Required actions =>
1. From the passage on leaving relationships and therapists, quote the text starting at "Not that I would" and ending after "ever word anything.".
2. Write the next part of the discussion about leaving unhealthy relationships and therapists, picking up after its final sentence.

Passage =>
You know that's one of the side effects of abuse? Staying until the bitter end. Relationships don't actually have to be like that. In fact, most healthy relationships don't do that. When they're not working? That's enough. You can like someone, respect them, even love them, and still decide that it's not a good idea to have them in your life right now (or ever), and part amicably. You don't have to keep trying to force a relationship, where one isn't working. You don't have to stay until it all ends in tears (or violence). You don't have to stay just because it isn't abusive. Or might could not be abusive, if _____. You don't have to keep going back. You just don't. Instead, when something isn't working in a relationship? You go your separate ways. Wish each other well in their lives. And that's okay.
 
Sex with a therapist is unhealthy on so many levels. Speaking only for myself I expect sex to be expected no less now going on 60 than I did going on 16.
Not that I would act on it now but the same expectation is still there telling me something fundamental is still broken.
I would not have a therapist of the opposite sex for that reason.
I would think I was still replaying trauma to have sexual relations with someone I know at a basic level should be off bounds.
Learning to have boundaries is part of healing.
Any therapist who does not respect the importance of their role in helping to teach boundaries should not be a therapist.
Those who have sex with their therapist should take a moment to realize there is a 99 percent chance they are not the only one this person acting as a therapist is having sex with.
 
Instead, when something isn't working in a relationship? You go your separate ways. Wish each other well in their lives. And that's okay.

The entire post is simply amazing and worded way better then I could ever word anything.

And my thoughts exactly. Why would you be going back? You end that therapy, you get a new therapist, end of story. His feelings aren't hurt and maybe, just maybe (hopefully) this makes him much more clear in the future.

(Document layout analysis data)
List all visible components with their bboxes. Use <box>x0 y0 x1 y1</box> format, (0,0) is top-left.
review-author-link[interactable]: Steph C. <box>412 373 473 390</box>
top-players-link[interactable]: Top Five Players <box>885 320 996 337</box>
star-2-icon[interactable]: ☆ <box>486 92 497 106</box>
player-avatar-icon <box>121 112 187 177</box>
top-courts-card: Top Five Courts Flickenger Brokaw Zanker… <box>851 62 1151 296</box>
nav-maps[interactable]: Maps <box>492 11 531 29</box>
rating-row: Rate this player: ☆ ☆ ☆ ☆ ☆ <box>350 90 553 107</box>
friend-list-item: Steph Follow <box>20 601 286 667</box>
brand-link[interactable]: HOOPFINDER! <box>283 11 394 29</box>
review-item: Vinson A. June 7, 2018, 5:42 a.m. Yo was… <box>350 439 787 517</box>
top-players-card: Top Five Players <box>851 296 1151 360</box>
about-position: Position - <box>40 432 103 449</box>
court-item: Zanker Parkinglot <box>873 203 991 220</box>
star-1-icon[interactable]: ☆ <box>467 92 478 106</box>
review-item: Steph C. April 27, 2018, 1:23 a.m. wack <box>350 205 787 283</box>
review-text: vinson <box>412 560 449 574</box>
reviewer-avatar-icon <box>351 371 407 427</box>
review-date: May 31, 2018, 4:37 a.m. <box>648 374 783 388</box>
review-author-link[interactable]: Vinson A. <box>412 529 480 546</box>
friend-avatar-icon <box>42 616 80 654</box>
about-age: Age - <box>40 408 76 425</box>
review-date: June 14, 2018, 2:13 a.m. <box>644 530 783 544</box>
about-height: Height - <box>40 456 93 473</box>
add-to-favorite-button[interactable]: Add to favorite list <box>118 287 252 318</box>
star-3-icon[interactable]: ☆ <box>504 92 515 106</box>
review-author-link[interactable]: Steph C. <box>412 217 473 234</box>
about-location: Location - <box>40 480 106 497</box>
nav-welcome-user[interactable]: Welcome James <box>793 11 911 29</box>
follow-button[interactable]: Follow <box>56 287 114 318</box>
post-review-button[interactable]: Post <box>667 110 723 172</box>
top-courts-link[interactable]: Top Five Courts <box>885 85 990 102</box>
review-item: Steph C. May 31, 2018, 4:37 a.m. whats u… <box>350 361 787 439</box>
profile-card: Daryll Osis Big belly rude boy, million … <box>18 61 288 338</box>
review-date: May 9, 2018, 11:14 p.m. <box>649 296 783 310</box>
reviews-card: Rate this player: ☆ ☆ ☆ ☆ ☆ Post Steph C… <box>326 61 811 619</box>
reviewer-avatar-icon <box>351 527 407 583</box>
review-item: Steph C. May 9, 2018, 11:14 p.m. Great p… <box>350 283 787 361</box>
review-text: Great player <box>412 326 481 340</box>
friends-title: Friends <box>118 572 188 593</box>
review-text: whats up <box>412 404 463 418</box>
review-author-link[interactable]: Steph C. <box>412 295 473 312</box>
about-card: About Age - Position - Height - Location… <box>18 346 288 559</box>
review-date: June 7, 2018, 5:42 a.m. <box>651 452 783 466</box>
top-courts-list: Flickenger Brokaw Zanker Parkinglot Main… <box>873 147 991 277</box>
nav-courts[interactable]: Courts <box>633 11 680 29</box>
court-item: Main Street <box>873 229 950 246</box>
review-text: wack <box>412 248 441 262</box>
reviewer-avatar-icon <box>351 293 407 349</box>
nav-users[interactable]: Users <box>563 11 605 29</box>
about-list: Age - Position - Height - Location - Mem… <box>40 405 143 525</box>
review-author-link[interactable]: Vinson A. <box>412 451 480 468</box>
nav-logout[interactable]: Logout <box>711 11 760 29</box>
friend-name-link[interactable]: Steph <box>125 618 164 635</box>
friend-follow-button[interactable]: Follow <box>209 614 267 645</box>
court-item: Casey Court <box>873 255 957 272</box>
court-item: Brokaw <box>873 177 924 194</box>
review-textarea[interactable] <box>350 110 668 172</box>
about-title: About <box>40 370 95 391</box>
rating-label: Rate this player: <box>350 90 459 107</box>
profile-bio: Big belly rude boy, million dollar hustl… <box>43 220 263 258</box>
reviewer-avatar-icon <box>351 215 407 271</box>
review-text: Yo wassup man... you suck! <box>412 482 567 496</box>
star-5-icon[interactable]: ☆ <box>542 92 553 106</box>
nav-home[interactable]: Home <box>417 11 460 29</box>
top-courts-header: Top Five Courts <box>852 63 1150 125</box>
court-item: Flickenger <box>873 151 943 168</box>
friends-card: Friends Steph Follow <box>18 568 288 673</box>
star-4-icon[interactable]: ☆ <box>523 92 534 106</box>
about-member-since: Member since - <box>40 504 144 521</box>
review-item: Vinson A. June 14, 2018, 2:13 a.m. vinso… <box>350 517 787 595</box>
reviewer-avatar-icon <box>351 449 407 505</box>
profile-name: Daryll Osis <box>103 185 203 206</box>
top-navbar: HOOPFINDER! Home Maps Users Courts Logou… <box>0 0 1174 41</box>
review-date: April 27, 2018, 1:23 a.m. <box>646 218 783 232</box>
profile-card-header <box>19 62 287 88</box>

Task-by-task answers =>
1.
Not that I would act on it now but the same expectation is still there telling me something fundamental is still broken.
I would not have a therapist of the opposite sex for that reason.
I would think I was still replaying trauma to have sexual relations with someone I know at a basic level should be off bounds.
Learning to have boundaries is part of healing.
Any therapist who does not respect the importance of their role in helping to teach boundaries should not be a therapist.
Those who have sex with their therapist should take a moment to realize there is a 99 percent chance they are not the only one this person acting as a therapist is having sex with.
 
Instead, when something isn't working in a relationship? You go your separate ways. Wish each other well in their lives. And that's okay.

The entire post is simply amazing and worded way better then I could ever word anything.

2.
And going just off of this thread, those boundries were way not clear. Not to you at all and the replies he has given you is so out of line where there is transference.

There maybe a manual to how to reply to or handle one that disocissates a lot (I do and my therapist doesn't say these things to me and has crystal clear boundries) but there is also a manual of how to handle transference. Many actually. And they all state that it is the responsibilty on the therapist to make sure boundries are clear and stict. Yes, you speak further on the transference to go deeper but those boundries better be clear first.
 
But
You know that's one of the side effects of abuse? Staying until the bitter end. Relationships don't actually hav...
But what if the abuse isn't abuse but just transference that is being expertly drawn out of the patient and the patient is too wrapped up in the intensity to notice the catharsis?
In other words, isn't it possible I am too nuts to interpret and relay info about our interactions? Isn't it possible that because of my nearly constant state of dissociation in therapy that I'm completely misinterpreting what is going on?

I am forcing myself to see someone else to gain additional clarity but I do want to go back to my therapist largely because he seems to hold the key that opens up my history. It's hard to believe someone else can show me my dissociated past in such a direct manner.

I deeply feel that it is me that is flawed, and not the therapy. My assumption is a new therapist will confirm that, but I'm open to hearing otherwise. Maybe a new therapist will convince me more support is possible.

Truthfully, I couldn't leave him if I thought it was permanent so I need to tell myself it isn't forever...even thought I suppose it could be.
 
But what if the abuse isn't abuse but just transference that is being expertly drawn out of the patient and the patient...

1. Everything is temporary in my book. Right up until someone is dead, or dead to me. I'm not saying you need to never see your former T, again. I'm saying you don't have to. Even if you want to. Much less if you don't.

2. Didn't mean to imply your former T was abusive. I actually didn't weigh in on that score, and don't have an opinion, there. Just that anyone with an abuse history can fall under the "This person is in my life, therefore this person must stay in my life, I have to fix it, it's my fault it's broken, if I could only do ABCEDFG then it would be fixed." paradigm. Or "Friends are friends until the bitter end." & similar core values. Whether it's self blame/control, or other sourced, it's just a really, really common side effect of having been in any abusive relationship that one almost never sees outside of abuse histories (or presents). That can spread onto other relationships. Good, bad, and indifferent.

In fact, I usually tell people who are leaving clearly abusive relationships (beaten, raped, etc.), not to worry. Because they'll probably be back. Statistically it takes 7 attempts to leave before someone leaves an abusive relationship for good. That might sound sick, or snarky, but it's not. It's a real & abiding fear of a lot of people that if they leave, no matter how abusive, that it will be over for good. And that's more scary than being beaten and raped.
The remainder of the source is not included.